Dataset items:
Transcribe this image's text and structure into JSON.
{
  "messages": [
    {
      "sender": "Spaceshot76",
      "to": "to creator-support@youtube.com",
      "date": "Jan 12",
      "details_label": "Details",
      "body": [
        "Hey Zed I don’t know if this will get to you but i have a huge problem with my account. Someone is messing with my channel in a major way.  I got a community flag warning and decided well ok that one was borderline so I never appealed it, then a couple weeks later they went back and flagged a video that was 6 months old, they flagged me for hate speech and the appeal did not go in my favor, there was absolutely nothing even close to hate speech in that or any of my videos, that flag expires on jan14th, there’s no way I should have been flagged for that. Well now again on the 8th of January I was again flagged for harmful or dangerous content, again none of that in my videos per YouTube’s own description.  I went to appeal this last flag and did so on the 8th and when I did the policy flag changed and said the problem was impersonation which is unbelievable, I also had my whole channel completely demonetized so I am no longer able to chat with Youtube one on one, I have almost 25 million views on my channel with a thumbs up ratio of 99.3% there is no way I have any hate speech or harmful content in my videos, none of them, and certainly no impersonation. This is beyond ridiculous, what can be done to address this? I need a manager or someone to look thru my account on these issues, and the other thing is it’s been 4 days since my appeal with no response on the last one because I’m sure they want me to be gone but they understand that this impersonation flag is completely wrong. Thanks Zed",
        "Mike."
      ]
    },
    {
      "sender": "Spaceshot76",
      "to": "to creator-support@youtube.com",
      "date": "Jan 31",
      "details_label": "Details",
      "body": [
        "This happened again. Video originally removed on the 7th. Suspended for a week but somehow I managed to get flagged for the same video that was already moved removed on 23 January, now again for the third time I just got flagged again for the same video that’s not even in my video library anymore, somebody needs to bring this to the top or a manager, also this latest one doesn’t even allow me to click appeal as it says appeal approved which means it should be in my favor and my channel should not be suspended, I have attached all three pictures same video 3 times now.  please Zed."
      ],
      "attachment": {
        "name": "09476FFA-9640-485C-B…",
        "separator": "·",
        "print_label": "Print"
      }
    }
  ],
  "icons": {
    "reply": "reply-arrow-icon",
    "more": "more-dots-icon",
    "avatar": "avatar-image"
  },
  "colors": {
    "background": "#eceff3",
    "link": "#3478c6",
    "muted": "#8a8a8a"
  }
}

• [Problem statement]
Copy every line of the listing containing the string "image".

• [Result for this exercise]
Transcribe this image's text and structure into JSON.
    "avatar": "avatar-image"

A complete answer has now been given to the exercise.